Lines containing the string "Number" are to be counted; report the total by itself.

** begin DATA TO PROCESS **

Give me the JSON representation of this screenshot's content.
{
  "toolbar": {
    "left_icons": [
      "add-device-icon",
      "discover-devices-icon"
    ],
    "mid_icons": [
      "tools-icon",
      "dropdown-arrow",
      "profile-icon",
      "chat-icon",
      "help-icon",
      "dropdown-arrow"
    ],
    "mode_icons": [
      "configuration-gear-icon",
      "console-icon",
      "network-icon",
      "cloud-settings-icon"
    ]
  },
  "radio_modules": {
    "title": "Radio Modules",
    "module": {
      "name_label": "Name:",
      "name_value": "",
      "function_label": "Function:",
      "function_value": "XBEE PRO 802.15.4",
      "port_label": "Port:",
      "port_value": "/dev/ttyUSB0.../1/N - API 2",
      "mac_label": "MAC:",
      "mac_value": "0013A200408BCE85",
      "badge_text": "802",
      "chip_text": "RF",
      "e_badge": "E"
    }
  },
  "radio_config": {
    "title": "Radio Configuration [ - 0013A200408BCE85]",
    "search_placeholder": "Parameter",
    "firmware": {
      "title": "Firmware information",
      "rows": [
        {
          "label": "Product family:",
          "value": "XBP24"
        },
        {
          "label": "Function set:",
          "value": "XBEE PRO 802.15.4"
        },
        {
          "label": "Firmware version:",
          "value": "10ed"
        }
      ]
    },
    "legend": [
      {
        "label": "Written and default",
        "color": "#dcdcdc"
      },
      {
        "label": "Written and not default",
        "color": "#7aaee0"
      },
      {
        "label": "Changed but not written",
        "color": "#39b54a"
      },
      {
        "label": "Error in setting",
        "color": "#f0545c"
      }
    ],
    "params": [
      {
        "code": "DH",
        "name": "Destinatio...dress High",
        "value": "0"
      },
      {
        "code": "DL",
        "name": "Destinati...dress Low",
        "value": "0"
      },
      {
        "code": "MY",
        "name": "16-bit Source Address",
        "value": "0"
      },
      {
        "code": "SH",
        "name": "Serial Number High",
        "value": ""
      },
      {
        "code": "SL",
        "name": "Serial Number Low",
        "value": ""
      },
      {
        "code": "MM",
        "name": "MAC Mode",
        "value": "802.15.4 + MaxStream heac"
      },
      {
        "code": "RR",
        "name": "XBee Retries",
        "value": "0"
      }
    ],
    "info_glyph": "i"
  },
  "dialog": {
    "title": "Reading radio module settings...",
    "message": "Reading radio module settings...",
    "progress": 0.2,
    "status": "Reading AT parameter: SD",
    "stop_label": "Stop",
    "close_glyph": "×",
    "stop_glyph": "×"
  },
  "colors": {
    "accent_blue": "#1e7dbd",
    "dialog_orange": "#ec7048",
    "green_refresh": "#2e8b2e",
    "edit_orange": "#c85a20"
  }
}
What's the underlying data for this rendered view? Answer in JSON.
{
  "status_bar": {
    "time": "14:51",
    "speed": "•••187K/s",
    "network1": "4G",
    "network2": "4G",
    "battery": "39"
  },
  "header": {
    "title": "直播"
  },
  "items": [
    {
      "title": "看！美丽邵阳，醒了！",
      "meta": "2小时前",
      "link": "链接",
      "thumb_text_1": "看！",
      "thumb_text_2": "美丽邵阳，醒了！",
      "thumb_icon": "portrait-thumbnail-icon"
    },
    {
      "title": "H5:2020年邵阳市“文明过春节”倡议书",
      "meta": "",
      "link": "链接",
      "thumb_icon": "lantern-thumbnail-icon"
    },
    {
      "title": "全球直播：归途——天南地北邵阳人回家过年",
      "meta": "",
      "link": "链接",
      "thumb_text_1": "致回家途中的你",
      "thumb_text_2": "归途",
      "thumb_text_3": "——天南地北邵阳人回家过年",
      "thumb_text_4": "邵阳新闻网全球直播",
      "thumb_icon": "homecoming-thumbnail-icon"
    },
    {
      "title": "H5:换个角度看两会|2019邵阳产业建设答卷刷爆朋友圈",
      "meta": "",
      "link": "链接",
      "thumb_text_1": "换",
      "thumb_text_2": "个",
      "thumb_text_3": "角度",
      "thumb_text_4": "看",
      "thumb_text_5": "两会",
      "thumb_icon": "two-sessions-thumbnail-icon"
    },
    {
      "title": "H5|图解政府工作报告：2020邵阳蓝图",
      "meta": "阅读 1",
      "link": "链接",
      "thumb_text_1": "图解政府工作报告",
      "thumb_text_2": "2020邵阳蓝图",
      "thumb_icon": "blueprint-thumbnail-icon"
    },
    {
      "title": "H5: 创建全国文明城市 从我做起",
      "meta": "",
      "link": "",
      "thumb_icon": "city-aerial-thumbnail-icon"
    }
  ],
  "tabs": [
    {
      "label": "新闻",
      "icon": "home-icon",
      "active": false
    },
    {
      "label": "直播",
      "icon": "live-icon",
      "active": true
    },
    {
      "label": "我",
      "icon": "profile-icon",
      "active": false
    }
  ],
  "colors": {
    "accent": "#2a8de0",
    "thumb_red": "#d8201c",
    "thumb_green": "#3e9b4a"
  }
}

** end DATA TO PROCESS **

▶ **SOLUTION BELOW**
2